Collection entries
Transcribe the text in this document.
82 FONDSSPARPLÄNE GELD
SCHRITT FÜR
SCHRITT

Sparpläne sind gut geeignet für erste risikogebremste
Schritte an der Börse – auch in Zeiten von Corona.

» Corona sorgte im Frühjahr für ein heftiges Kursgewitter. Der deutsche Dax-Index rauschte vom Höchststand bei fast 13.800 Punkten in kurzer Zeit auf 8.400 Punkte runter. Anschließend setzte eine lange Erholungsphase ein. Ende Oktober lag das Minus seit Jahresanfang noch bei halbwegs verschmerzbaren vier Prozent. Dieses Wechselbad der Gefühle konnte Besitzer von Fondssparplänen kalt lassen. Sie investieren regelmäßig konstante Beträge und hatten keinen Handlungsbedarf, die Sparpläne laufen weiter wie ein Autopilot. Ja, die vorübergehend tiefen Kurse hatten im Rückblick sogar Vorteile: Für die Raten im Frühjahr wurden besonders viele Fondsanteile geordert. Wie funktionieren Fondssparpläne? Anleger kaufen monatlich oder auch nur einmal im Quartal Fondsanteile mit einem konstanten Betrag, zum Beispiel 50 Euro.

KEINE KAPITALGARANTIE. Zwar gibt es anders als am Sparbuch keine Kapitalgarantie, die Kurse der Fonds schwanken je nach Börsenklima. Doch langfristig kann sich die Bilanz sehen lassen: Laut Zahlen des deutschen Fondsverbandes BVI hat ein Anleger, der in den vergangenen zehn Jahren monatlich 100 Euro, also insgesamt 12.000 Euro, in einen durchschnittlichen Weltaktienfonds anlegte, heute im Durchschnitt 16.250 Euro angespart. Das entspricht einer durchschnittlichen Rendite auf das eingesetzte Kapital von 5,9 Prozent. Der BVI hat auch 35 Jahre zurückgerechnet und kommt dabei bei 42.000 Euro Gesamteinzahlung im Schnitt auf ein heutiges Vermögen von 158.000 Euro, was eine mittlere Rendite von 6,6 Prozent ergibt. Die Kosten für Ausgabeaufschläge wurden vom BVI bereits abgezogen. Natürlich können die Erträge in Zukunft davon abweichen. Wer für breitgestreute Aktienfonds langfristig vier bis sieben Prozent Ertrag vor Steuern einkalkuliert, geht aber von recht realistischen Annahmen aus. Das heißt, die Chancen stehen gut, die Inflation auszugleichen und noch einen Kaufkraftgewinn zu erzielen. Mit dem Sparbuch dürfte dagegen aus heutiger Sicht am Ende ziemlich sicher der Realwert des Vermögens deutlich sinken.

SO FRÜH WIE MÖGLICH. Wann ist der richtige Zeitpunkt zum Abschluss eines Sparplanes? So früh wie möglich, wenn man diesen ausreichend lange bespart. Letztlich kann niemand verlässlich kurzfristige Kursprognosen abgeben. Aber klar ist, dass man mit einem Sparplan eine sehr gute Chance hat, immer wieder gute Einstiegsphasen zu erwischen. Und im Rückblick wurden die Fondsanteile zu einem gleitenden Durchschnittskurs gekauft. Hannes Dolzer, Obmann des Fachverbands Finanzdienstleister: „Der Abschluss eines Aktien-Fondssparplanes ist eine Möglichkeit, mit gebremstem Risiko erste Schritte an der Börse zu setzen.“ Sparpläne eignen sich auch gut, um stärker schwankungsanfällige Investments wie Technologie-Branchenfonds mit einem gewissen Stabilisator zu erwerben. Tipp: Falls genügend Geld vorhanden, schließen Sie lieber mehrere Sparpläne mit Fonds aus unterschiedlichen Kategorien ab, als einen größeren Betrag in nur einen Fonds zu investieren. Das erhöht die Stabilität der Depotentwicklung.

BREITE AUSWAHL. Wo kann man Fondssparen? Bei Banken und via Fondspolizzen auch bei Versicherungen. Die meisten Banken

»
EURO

EXERCISE DESCRIPTION:
Find the lines with the string "Schritte" and reproduce them.

FULL OUTPUT:
Schritte an der Börse – auch in Zeiten von Corona.
SO FRÜH WIE MÖGLICH. Wann ist der richtige Zeitpunkt zum Abschluss eines Sparplanes? So früh wie möglich, wenn man diesen ausreichend lange bespart. Letztlich kann niemand verlässlich kurzfristige Kursprognosen abgeben. Aber klar ist, dass man mit einem Sparplan eine sehr gute Chance hat, immer wieder gute Einstiegsphasen zu erwischen. Und im Rückblick wurden die Fondsanteile zu einem gleitenden Durchschnittskurs gekauft. Hannes Dolzer, Obmann des Fachverbands Finanzdienstleister: „Der Abschluss eines Aktien-Fondssparplanes ist eine Möglichkeit, mit gebremstem Risiko erste Schritte an der Börse zu setzen.“ Sparpläne eignen sich auch gut, um stärker schwankungsanfällige Investments wie Technologie-Branchenfonds mit einem gewissen Stabilisator zu erwerben. Tipp: Falls genügend Geld vorhanden, schließen Sie lieber mehrere Sparpläne mit Fonds aus unterschiedlichen Kategorien ab, als einen größeren Betrag in nur einen Fonds zu investieren. Das erhöht die Stabilität der Depotentwicklung.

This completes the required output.